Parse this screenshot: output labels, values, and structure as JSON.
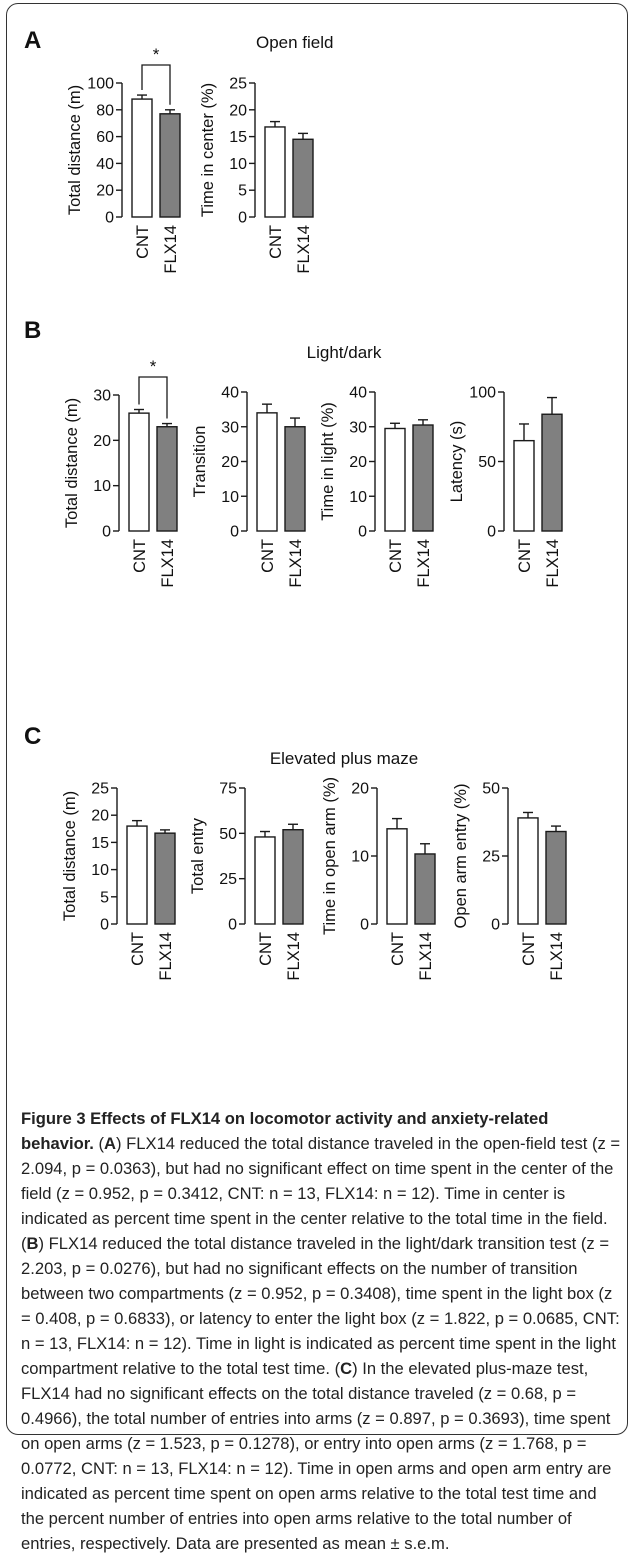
{
  "panels": [
    {
      "letter": "A",
      "title": "Open field",
      "charts": [
        0,
        1
      ]
    },
    {
      "letter": "B",
      "title": "Light/dark",
      "charts": [
        2,
        3,
        4,
        5
      ]
    },
    {
      "letter": "C",
      "title": "Elevated plus maze",
      "charts": [
        6,
        7,
        8,
        9
      ]
    }
  ],
  "chart_data": [
    {
      "type": "bar",
      "panel": "A",
      "ylabel": "Total distance (m)",
      "categories": [
        "CNT",
        "FLX14"
      ],
      "values": [
        88,
        77
      ],
      "errors": [
        3,
        3
      ],
      "ylim": [
        0,
        100
      ],
      "yticks": [
        0,
        20,
        40,
        60,
        80,
        100
      ],
      "significance": "*"
    },
    {
      "type": "bar",
      "panel": "A",
      "ylabel": "Time in center (%)",
      "categories": [
        "CNT",
        "FLX14"
      ],
      "values": [
        16.8,
        14.5
      ],
      "errors": [
        1.0,
        1.1
      ],
      "ylim": [
        0,
        25
      ],
      "yticks": [
        0,
        5,
        10,
        15,
        20,
        25
      ]
    },
    {
      "type": "bar",
      "panel": "B",
      "ylabel": "Total distance (m)",
      "categories": [
        "CNT",
        "FLX14"
      ],
      "values": [
        26,
        23
      ],
      "errors": [
        0.8,
        0.7
      ],
      "ylim": [
        0,
        30
      ],
      "yticks": [
        0,
        10,
        20,
        30
      ],
      "significance": "*"
    },
    {
      "type": "bar",
      "panel": "B",
      "ylabel": "Transition",
      "categories": [
        "CNT",
        "FLX14"
      ],
      "values": [
        34,
        30
      ],
      "errors": [
        2.5,
        2.5
      ],
      "ylim": [
        0,
        40
      ],
      "yticks": [
        0,
        10,
        20,
        30,
        40
      ]
    },
    {
      "type": "bar",
      "panel": "B",
      "ylabel": "Time in light (%)",
      "categories": [
        "CNT",
        "FLX14"
      ],
      "values": [
        29.5,
        30.5
      ],
      "errors": [
        1.5,
        1.5
      ],
      "ylim": [
        0,
        40
      ],
      "yticks": [
        0,
        10,
        20,
        30,
        40
      ]
    },
    {
      "type": "bar",
      "panel": "B",
      "ylabel": "Latency (s)",
      "categories": [
        "CNT",
        "FLX14"
      ],
      "values": [
        65,
        84
      ],
      "errors": [
        12,
        12
      ],
      "ylim": [
        0,
        100
      ],
      "yticks": [
        0,
        50,
        100
      ]
    },
    {
      "type": "bar",
      "panel": "C",
      "ylabel": "Total distance (m)",
      "categories": [
        "CNT",
        "FLX14"
      ],
      "values": [
        18,
        16.7
      ],
      "errors": [
        1.0,
        0.6
      ],
      "ylim": [
        0,
        25
      ],
      "yticks": [
        0,
        5,
        10,
        15,
        20,
        25
      ]
    },
    {
      "type": "bar",
      "panel": "C",
      "ylabel": "Total entry",
      "categories": [
        "CNT",
        "FLX14"
      ],
      "values": [
        48,
        52
      ],
      "errors": [
        3,
        3
      ],
      "ylim": [
        0,
        75
      ],
      "yticks": [
        0,
        25,
        50,
        75
      ]
    },
    {
      "type": "bar",
      "panel": "C",
      "ylabel": "Time in open arm (%)",
      "categories": [
        "CNT",
        "FLX14"
      ],
      "values": [
        14,
        10.3
      ],
      "errors": [
        1.5,
        1.5
      ],
      "ylim": [
        0,
        20
      ],
      "yticks": [
        0,
        10,
        20
      ]
    },
    {
      "type": "bar",
      "panel": "C",
      "ylabel": "Open arm entry (%)",
      "categories": [
        "CNT",
        "FLX14"
      ],
      "values": [
        39,
        34
      ],
      "errors": [
        2,
        2
      ],
      "ylim": [
        0,
        50
      ],
      "yticks": [
        0,
        25,
        50
      ]
    }
  ],
  "colors": {
    "cnt_fill": "#ffffff",
    "flx_fill": "#808080",
    "stroke": "#1a1a1a"
  },
  "caption": {
    "figure_label": "Figure 3 Effects of FLX14 on locomotor activity and anxiety-related behavior",
    "A_letter": "A",
    "A_text": "FLX14 reduced the total distance traveled in the open-field test (z = 2.094, p = 0.0363), but had no significant effect on time spent in the center of the field (z = 0.952, p = 0.3412, CNT: n = 13, FLX14: n = 12). Time in center is indicated as percent time spent in the center relative to the total time in the field.",
    "B_letter": "B",
    "B_text": "FLX14 reduced the total distance traveled in the light/dark transition test (z = 2.203, p = 0.0276), but had no significant effects on the number of transition between two compartments (z = 0.952, p = 0.3408), time spent in the light box (z = 0.408, p = 0.6833), or latency to enter the light box (z = 1.822, p = 0.0685, CNT: n = 13, FLX14: n = 12). Time in light is indicated as percent time spent in the light compartment relative to the total test time.",
    "C_letter": "C",
    "C_text": "In the elevated plus-maze test, FLX14 had no significant effects on the total distance traveled (z = 0.68, p = 0.4966), the total number of entries into arms (z = 0.897, p = 0.3693), time spent on open arms (z = 1.523, p = 0.1278), or entry into open arms (z = 1.768, p = 0.0772, CNT: n = 13, FLX14: n = 12). Time in open arms and open arm entry are indicated as percent time spent on open arms relative to the total test time and the percent number of entries into open arms relative to the total number of entries, respectively. Data are presented as mean ± s.e.m."
  }
}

___

Work required. Give the entries again without a single change, but with no pictures.

Correct result.
Parse this screenshot: output labels, values, and structure as JSON.
{
  "panels": [
    {
      "letter": "A",
      "title": "Open field",
      "charts": [
        0,
        1
      ]
    },
    {
      "letter": "B",
      "title": "Light/dark",
      "charts": [
        2,
        3,
        4,
        5
      ]
    },
    {
      "letter": "C",
      "title": "Elevated plus maze",
      "charts": [
        6,
        7,
        8,
        9
      ]
    }
  ],
  "chart_data": [
    {
      "type": "bar",
      "panel": "A",
      "ylabel": "Total distance (m)",
      "categories": [
        "CNT",
        "FLX14"
      ],
      "values": [
        88,
        77
      ],
      "errors": [
        3,
        3
      ],
      "ylim": [
        0,
        100
      ],
      "yticks": [
        0,
        20,
        40,
        60,
        80,
        100
      ],
      "significance": "*"
    },
    {
      "type": "bar",
      "panel": "A",
      "ylabel": "Time in center (%)",
      "categories": [
        "CNT",
        "FLX14"
      ],
      "values": [
        16.8,
        14.5
      ],
      "errors": [
        1.0,
        1.1
      ],
      "ylim": [
        0,
        25
      ],
      "yticks": [
        0,
        5,
        10,
        15,
        20,
        25
      ]
    },
    {
      "type": "bar",
      "panel": "B",
      "ylabel": "Total distance (m)",
      "categories": [
        "CNT",
        "FLX14"
      ],
      "values": [
        26,
        23
      ],
      "errors": [
        0.8,
        0.7
      ],
      "ylim": [
        0,
        30
      ],
      "yticks": [
        0,
        10,
        20,
        30
      ],
      "significance": "*"
    },
    {
      "type": "bar",
      "panel": "B",
      "ylabel": "Transition",
      "categories": [
        "CNT",
        "FLX14"
      ],
      "values": [
        34,
        30
      ],
      "errors": [
        2.5,
        2.5
      ],
      "ylim": [
        0,
        40
      ],
      "yticks": [
        0,
        10,
        20,
        30,
        40
      ]
    },
    {
      "type": "bar",
      "panel": "B",
      "ylabel": "Time in light (%)",
      "categories": [
        "CNT",
        "FLX14"
      ],
      "values": [
        29.5,
        30.5
      ],
      "errors": [
        1.5,
        1.5
      ],
      "ylim": [
        0,
        40
      ],
      "yticks": [
        0,
        10,
        20,
        30,
        40
      ]
    },
    {
      "type": "bar",
      "panel": "B",
      "ylabel": "Latency (s)",
      "categories": [
        "CNT",
        "FLX14"
      ],
      "values": [
        65,
        84
      ],
      "errors": [
        12,
        12
      ],
      "ylim": [
        0,
        100
      ],
      "yticks": [
        0,
        50,
        100
      ]
    },
    {
      "type": "bar",
      "panel": "C",
      "ylabel": "Total distance (m)",
      "categories": [
        "CNT",
        "FLX14"
      ],
      "values": [
        18,
        16.7
      ],
      "errors": [
        1.0,
        0.6
      ],
      "ylim": [
        0,
        25
      ],
      "yticks": [
        0,
        5,
        10,
        15,
        20,
        25
      ]
    },
    {
      "type": "bar",
      "panel": "C",
      "ylabel": "Total entry",
      "categories": [
        "CNT",
        "FLX14"
      ],
      "values": [
        48,
        52
      ],
      "errors": [
        3,
        3
      ],
      "ylim": [
        0,
        75
      ],
      "yticks": [
        0,
        25,
        50,
        75
      ]
    },
    {
      "type": "bar",
      "panel": "C",
      "ylabel": "Time in open arm (%)",
      "categories": [
        "CNT",
        "FLX14"
      ],
      "values": [
        14,
        10.3
      ],
      "errors": [
        1.5,
        1.5
      ],
      "ylim": [
        0,
        20
      ],
      "yticks": [
        0,
        10,
        20
      ]
    },
    {
      "type": "bar",
      "panel": "C",
      "ylabel": "Open arm entry (%)",
      "categories": [
        "CNT",
        "FLX14"
      ],
      "values": [
        39,
        34
      ],
      "errors": [
        2,
        2
      ],
      "ylim": [
        0,
        50
      ],
      "yticks": [
        0,
        25,
        50
      ]
    }
  ],
  "colors": {
    "cnt_fill": "#ffffff",
    "flx_fill": "#808080",
    "stroke": "#1a1a1a"
  },
  "caption": {
    "figure_label": "Figure 3 Effects of FLX14 on locomotor activity and anxiety-related behavior",
    "A_letter": "A",
    "A_text": "FLX14 reduced the total distance traveled in the open-field test (z = 2.094, p = 0.0363), but had no significant effect on time spent in the center of the field (z = 0.952, p = 0.3412, CNT: n = 13, FLX14: n = 12). Time in center is indicated as percent time spent in the center relative to the total time in the field.",
    "B_letter": "B",
    "B_text": "FLX14 reduced the total distance traveled in the light/dark transition test (z = 2.203, p = 0.0276), but had no significant effects on the number of transition between two compartments (z = 0.952, p = 0.3408), time spent in the light box (z = 0.408, p = 0.6833), or latency to enter the light box (z = 1.822, p = 0.0685, CNT: n = 13, FLX14: n = 12). Time in light is indicated as percent time spent in the light compartment relative to the total test time.",
    "C_letter": "C",
    "C_text": "In the elevated plus-maze test, FLX14 had no significant effects on the total distance traveled (z = 0.68, p = 0.4966), the total number of entries into arms (z = 0.897, p = 0.3693), time spent on open arms (z = 1.523, p = 0.1278), or entry into open arms (z = 1.768, p = 0.0772, CNT: n = 13, FLX14: n = 12). Time in open arms and open arm entry are indicated as percent time spent on open arms relative to the total test time and the percent number of entries into open arms relative to the total number of entries, respectively. Data are presented as mean ± s.e.m."
  }
}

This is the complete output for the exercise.